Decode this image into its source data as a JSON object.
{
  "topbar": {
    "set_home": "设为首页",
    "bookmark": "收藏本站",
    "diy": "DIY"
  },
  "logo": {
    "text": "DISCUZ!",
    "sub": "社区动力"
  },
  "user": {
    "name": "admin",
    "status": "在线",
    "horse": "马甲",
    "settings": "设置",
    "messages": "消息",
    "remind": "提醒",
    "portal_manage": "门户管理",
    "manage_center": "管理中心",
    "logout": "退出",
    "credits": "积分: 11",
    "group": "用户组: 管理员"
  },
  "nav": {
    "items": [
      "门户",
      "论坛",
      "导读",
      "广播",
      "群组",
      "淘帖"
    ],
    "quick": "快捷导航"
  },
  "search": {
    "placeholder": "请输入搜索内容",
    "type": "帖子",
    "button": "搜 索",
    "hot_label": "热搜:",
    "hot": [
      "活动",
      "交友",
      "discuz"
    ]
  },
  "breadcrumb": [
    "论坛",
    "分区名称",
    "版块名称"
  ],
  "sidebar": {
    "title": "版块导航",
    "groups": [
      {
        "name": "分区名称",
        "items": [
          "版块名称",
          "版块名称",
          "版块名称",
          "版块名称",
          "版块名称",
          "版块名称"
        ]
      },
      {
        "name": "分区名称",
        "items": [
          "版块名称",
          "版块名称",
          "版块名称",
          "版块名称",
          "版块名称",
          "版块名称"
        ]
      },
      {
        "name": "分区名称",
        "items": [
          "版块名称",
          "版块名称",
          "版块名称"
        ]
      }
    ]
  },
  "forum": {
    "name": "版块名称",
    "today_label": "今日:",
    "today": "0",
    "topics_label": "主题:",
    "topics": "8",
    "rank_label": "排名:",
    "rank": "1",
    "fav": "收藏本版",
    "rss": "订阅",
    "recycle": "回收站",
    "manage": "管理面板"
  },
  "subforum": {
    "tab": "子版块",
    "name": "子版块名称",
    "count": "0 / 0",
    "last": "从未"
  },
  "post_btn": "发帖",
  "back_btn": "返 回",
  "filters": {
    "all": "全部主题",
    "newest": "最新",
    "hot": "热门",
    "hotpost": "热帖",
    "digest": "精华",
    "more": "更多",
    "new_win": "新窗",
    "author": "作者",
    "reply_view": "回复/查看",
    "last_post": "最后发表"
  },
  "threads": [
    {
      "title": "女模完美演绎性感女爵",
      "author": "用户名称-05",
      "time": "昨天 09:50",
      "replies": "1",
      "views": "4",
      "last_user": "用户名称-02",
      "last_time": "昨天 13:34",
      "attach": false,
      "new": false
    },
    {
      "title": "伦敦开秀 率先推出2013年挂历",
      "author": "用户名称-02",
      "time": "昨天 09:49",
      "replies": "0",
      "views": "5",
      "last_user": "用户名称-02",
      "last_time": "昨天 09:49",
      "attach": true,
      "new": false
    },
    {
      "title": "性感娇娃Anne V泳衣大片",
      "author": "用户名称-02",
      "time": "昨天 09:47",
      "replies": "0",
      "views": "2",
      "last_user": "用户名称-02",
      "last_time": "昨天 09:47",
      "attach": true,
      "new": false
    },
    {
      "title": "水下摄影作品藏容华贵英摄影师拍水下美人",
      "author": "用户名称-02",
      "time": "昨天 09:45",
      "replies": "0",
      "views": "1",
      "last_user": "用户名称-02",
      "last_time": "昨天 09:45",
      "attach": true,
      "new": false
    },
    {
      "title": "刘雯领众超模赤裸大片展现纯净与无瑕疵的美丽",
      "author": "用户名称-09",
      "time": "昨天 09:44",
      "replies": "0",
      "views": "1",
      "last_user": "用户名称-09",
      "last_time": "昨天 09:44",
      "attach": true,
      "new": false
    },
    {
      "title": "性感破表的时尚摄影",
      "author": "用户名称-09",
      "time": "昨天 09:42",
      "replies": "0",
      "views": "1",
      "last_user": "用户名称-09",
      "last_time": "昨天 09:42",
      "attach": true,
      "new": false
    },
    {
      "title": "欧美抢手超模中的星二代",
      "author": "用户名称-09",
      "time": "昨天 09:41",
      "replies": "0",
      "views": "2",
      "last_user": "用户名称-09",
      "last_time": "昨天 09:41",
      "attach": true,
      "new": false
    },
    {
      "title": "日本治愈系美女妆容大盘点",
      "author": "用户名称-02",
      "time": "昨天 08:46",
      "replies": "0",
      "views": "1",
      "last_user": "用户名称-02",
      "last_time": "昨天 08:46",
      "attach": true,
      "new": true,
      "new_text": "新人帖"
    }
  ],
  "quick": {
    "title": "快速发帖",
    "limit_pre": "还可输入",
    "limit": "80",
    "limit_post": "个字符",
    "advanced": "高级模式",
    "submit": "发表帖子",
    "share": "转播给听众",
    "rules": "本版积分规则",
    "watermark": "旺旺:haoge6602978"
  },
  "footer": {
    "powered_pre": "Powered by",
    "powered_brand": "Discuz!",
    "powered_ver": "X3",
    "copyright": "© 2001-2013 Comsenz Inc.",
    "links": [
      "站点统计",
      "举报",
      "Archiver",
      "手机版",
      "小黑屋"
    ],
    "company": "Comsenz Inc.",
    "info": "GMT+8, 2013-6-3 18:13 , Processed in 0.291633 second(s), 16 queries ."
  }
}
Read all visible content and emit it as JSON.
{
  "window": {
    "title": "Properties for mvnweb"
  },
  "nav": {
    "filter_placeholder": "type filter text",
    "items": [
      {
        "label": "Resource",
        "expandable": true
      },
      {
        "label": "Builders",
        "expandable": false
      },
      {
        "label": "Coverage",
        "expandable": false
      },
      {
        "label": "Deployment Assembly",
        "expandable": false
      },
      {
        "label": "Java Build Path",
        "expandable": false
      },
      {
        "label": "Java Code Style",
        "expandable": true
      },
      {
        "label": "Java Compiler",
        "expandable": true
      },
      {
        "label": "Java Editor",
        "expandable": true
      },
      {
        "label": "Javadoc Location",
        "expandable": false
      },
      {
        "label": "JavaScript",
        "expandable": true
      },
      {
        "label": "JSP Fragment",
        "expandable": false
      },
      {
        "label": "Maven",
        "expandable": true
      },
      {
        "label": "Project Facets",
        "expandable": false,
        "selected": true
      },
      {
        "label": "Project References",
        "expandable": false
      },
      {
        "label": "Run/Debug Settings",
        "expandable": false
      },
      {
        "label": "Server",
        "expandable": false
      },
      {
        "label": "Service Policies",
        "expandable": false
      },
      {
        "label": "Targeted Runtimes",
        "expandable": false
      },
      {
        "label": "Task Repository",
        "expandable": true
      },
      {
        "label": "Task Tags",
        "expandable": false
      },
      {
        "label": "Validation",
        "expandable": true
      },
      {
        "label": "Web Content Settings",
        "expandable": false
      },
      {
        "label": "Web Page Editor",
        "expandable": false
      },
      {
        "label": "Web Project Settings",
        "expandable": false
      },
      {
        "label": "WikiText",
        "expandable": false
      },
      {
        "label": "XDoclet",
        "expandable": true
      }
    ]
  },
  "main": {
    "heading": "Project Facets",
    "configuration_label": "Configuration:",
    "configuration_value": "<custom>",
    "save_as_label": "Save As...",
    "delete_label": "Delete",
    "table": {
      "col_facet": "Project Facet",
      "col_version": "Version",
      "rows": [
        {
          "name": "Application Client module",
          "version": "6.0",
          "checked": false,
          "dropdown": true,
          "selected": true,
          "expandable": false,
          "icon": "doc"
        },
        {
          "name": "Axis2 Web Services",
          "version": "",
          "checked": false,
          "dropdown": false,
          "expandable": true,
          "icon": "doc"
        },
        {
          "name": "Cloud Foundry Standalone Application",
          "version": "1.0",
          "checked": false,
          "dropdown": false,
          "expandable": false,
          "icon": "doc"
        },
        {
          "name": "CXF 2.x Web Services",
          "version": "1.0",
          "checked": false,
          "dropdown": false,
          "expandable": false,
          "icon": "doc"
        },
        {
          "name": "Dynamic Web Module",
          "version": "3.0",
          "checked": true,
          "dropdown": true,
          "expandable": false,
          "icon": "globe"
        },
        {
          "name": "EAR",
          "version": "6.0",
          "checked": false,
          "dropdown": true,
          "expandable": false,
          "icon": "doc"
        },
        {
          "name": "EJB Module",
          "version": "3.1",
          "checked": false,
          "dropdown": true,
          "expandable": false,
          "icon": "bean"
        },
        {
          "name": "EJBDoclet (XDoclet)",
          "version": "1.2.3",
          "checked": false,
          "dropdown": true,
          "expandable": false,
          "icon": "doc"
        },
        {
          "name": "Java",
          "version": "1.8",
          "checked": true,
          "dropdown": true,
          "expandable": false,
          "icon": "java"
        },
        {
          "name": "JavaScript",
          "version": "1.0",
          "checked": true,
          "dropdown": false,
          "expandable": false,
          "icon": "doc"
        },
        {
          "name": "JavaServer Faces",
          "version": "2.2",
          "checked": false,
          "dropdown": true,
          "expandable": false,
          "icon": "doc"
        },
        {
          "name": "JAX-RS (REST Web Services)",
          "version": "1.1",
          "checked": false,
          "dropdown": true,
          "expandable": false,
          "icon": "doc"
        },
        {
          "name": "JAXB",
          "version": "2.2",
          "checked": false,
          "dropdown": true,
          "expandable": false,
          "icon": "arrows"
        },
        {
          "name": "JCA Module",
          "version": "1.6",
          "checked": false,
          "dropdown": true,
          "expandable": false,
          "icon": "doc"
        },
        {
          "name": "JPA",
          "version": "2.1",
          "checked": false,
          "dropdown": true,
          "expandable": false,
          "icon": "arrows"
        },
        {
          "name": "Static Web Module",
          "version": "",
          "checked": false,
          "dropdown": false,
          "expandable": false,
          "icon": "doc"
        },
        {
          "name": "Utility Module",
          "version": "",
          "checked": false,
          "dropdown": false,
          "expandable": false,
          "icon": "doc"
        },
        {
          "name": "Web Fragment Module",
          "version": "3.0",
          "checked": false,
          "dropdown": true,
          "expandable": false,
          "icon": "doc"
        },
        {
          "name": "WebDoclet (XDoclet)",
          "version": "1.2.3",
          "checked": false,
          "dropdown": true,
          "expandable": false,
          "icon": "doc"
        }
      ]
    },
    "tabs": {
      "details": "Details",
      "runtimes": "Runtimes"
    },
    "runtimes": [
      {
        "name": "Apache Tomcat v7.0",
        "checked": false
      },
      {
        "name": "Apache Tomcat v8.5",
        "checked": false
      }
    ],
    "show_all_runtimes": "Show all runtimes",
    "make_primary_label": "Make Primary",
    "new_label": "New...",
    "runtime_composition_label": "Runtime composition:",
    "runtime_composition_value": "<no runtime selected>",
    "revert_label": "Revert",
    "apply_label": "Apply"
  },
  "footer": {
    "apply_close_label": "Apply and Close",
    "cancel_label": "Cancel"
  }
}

Job -> Show every line from the entries above in which "Task" appears.

The answer ->
        "label": "Task Repository",
        "label": "Task Tags",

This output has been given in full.